Working from the material below, print the lines from the line holding "Convert this document image to plain text." through its final line, inclusive, exactly and with nothing else; pictures are excluded.
_ _ _ _ _
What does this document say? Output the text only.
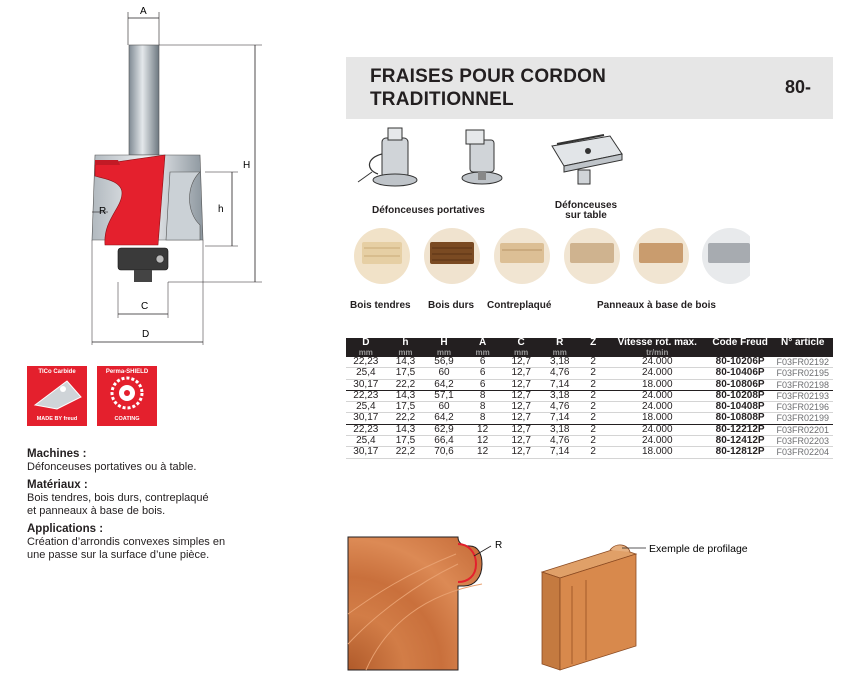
A
H
h
R
C
D
TICo Carbide
MADE BY freud
Perma-SHIELD
COATING
Machines :
Défonceuses portatives ou à table.
Matériaux :
Bois tendres, bois durs, contreplaqué
et panneaux à base de bois.
Applications :
Création d’arrondis convexes simples en
une passe sur la surface d’une pièce.
FRAISES POUR CORDON
TRADITIONNEL
80-
Défonceuses portatives	Défonceuses
sur table
Bois tendres Bois durs Contreplaqué	Panneaux à base de bois
D	h	H	A	C	R	Z	Vitesse rot. max.	Code Freud	N° article
mm	mm	mm	mm	mm	mm		tr/min		
22,23	14,3	56,9	6	12,7	3,18	2	24.000	80-10206P	F03FR02192
25,4	17,5	60	6	12,7	4,76	2	24.000	80-10406P	F03FR02195
30,17	22,2	64,2	6	12,7	7,14	2	18.000	80-10806P	F03FR02198
22,23	14,3	57,1	8	12,7	3,18	2	24.000	80-10208P	F03FR02193
25,4	17,5	60	8	12,7	4,76	2	24.000	80-10408P	F03FR02196
30,17	22,2	64,2	8	12,7	7,14	2	18.000	80-10808P	F03FR02199
22,23	14,3	62,9	12	12,7	3,18	2	24.000	80-12212P	F03FR02201
25,4	17,5	66,4	12	12,7	4,76	2	24.000	80-12412P	F03FR02203
30,17	22,2	70,6	12	12,7	7,14	2	18.000	80-12812P	F03FR02204
R	Exemple de profilage
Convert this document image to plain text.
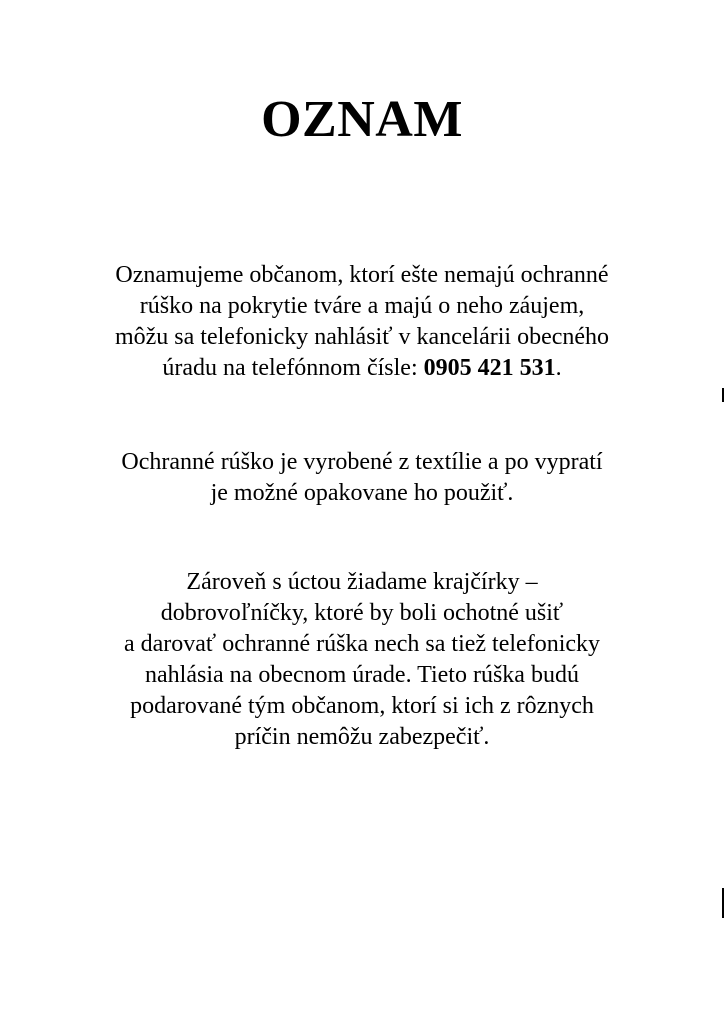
OZNAM
Oznamujeme občanom, ktorí ešte nemajú ochranné
rúško na pokrytie tváre a majú o neho záujem,
môžu sa telefonicky nahlásiť v kancelárii obecného
úradu na telefónnom čísle: 0905 421 531.
Ochranné rúško je vyrobené z textílie a po vypratí
je možné opakovane ho použiť.
Zároveň s úctou žiadame krajčírky –
dobrovoľníčky, ktoré by boli ochotné ušiť
a darovať ochranné rúška nech sa tiež telefonicky
nahlásia na obecnom úrade. Tieto rúška budú
podarované tým občanom, ktorí si ich z rôznych
príčin nemôžu zabezpečiť.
_ _ _ _ _
The answer:
Convert this document image to plain text.
OZNAM
Oznamujeme občanom, ktorí ešte nemajú ochranné
rúško na pokrytie tváre a majú o neho záujem,
môžu sa telefonicky nahlásiť v kancelárii obecného
úradu na telefónnom čísle: 0905 421 531.
Ochranné rúško je vyrobené z textílie a po vypratí
je možné opakovane ho použiť.
Zároveň s úctou žiadame krajčírky –
dobrovoľníčky, ktoré by boli ochotné ušiť
a darovať ochranné rúška nech sa tiež telefonicky
nahlásia na obecnom úrade. Tieto rúška budú
podarované tým občanom, ktorí si ich z rôznych
príčin nemôžu zabezpečiť.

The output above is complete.